Set exercise: Keep the pictures out of the copy and repeat the records exactly.

Items:
———

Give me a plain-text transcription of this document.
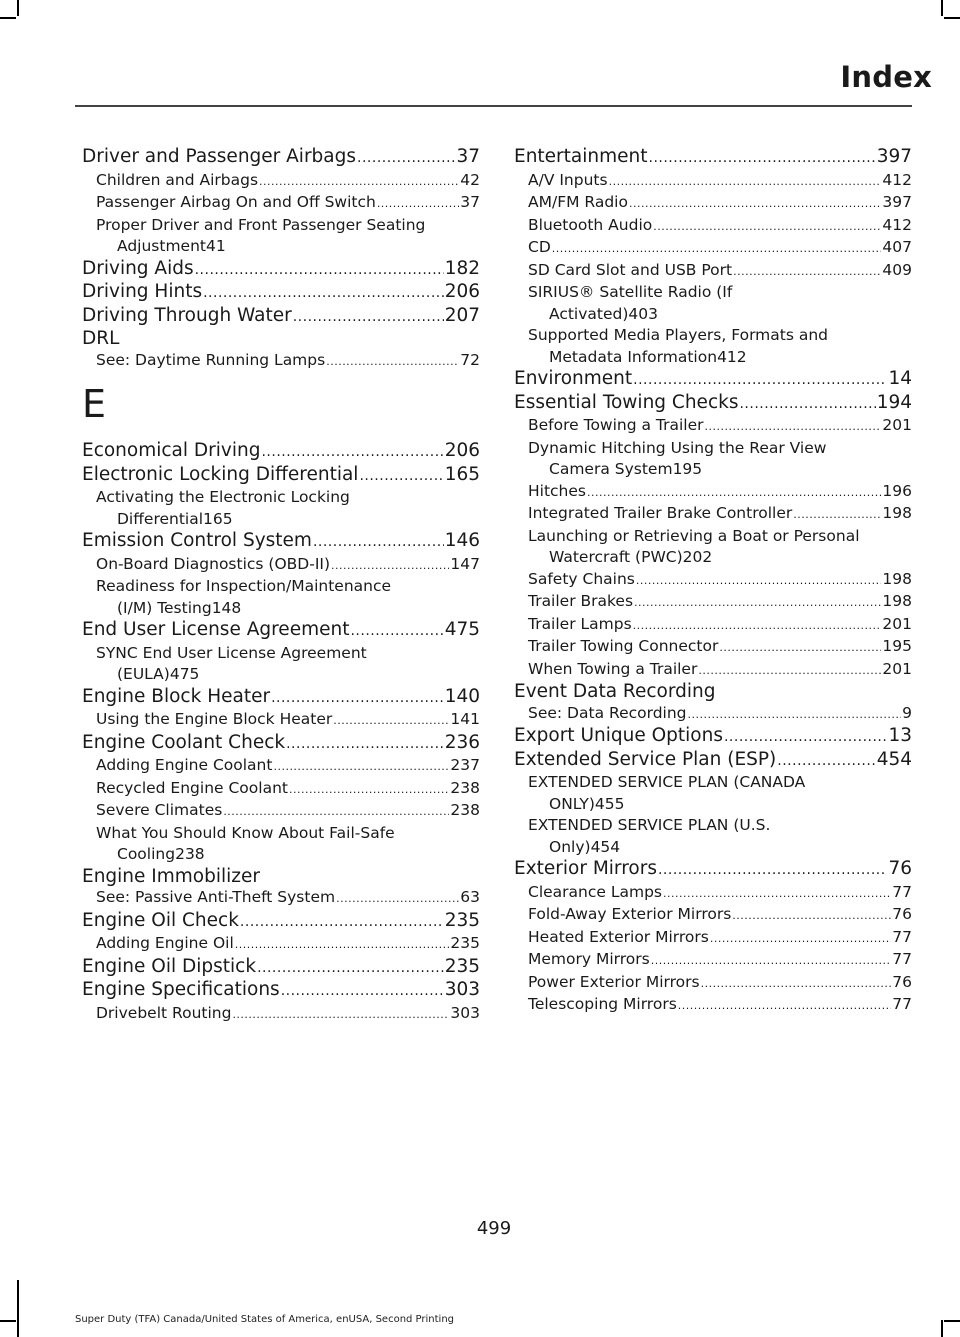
Index
Driver and Passenger Airbags .....	37
Children and Airbags .....	42
Passenger Airbag On and Off Switch .....	37
Proper Driver and Front Passenger Seating
Adjustment 41
Driving Aids .....	182
Driving Hints .....	206
Driving Through Water .....	207
DRL
See: Daytime Running Lamps .....	72
E
Economical Driving .....	206
Electronic Locking Differential .....	165
Activating the Electronic Locking
Differential 165
Emission Control System .....	146
On-Board Diagnostics (OBD-II) .....	147
Readiness for Inspection/Maintenance
(I/M) Testing 148
End User License Agreement .....	475
SYNC End User License Agreement
(EULA) 475
Engine Block Heater .....	140
Using the Engine Block Heater .....	141
Engine Coolant Check .....	236
Adding Engine Coolant .....	237
Recycled Engine Coolant .....	238
Severe Climates .....	238
What You Should Know About Fail-Safe
Cooling 238
Engine Immobilizer
See: Passive Anti-Theft System .....	63
Engine Oil Check .....	235
Adding Engine Oil .....	235
Engine Oil Dipstick .....	235
Engine Specifications .....	303
Drivebelt Routing .....	303
Entertainment .....	397
A/V Inputs .....	412
AM/FM Radio .....	397
Bluetooth Audio .....	412
CD .....	407
SD Card Slot and USB Port .....	409
SIRIUS® Satellite Radio (If
Activated) 403
Supported Media Players, Formats and
Metadata Information 412
Environment .....	14
Essential Towing Checks .....	194
Before Towing a Trailer .....	201
Dynamic Hitching Using the Rear View
Camera System 195
Hitches .....	196
Integrated Trailer Brake Controller .....	198
Launching or Retrieving a Boat or Personal
Watercraft (PWC) 202
Safety Chains .....	198
Trailer Brakes .....	198
Trailer Lamps .....	201
Trailer Towing Connector .....	195
When Towing a Trailer .....	201
Event Data Recording
See: Data Recording .....	9
Export Unique Options .....	13
Extended Service Plan (ESP) .....	454
EXTENDED SERVICE PLAN (CANADA
ONLY) 455
EXTENDED SERVICE PLAN (U.S.
Only) 454
Exterior Mirrors .....	76
Clearance Lamps .....	77
Fold-Away Exterior Mirrors .....	76
Heated Exterior Mirrors .....	77
Memory Mirrors .....	77
Power Exterior Mirrors .....	76
Telescoping Mirrors .....	77
499
Super Duty (TFA) Canada/United States of America, enUSA, Second Printing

———

Solution for this exercise:
Give me a plain-text transcription of this document.
Index
Driver and Passenger Airbags .....	37
Children and Airbags .....	42
Passenger Airbag On and Off Switch .....	37
Proper Driver and Front Passenger Seating
Adjustment 41
Driving Aids .....	182
Driving Hints .....	206
Driving Through Water .....	207
DRL
See: Daytime Running Lamps .....	72
E
Economical Driving .....	206
Electronic Locking Differential .....	165
Activating the Electronic Locking
Differential 165
Emission Control System .....	146
On-Board Diagnostics (OBD-II) .....	147
Readiness for Inspection/Maintenance
(I/M) Testing 148
End User License Agreement .....	475
SYNC End User License Agreement
(EULA) 475
Engine Block Heater .....	140
Using the Engine Block Heater .....	141
Engine Coolant Check .....	236
Adding Engine Coolant .....	237
Recycled Engine Coolant .....	238
Severe Climates .....	238
What You Should Know About Fail-Safe
Cooling 238
Engine Immobilizer
See: Passive Anti-Theft System .....	63
Engine Oil Check .....	235
Adding Engine Oil .....	235
Engine Oil Dipstick .....	235
Engine Specifications .....	303
Drivebelt Routing .....	303
Entertainment .....	397
A/V Inputs .....	412
AM/FM Radio .....	397
Bluetooth Audio .....	412
CD .....	407
SD Card Slot and USB Port .....	409
SIRIUS® Satellite Radio (If
Activated) 403
Supported Media Players, Formats and
Metadata Information 412
Environment .....	14
Essential Towing Checks .....	194
Before Towing a Trailer .....	201
Dynamic Hitching Using the Rear View
Camera System 195
Hitches .....	196
Integrated Trailer Brake Controller .....	198
Launching or Retrieving a Boat or Personal
Watercraft (PWC) 202
Safety Chains .....	198
Trailer Brakes .....	198
Trailer Lamps .....	201
Trailer Towing Connector .....	195
When Towing a Trailer .....	201
Event Data Recording
See: Data Recording .....	9
Export Unique Options .....	13
Extended Service Plan (ESP) .....	454
EXTENDED SERVICE PLAN (CANADA
ONLY) 455
EXTENDED SERVICE PLAN (U.S.
Only) 454
Exterior Mirrors .....	76
Clearance Lamps .....	77
Fold-Away Exterior Mirrors .....	76
Heated Exterior Mirrors .....	77
Memory Mirrors .....	77
Power Exterior Mirrors .....	76
Telescoping Mirrors .....	77
499
Super Duty (TFA) Canada/United States of America, enUSA, Second Printing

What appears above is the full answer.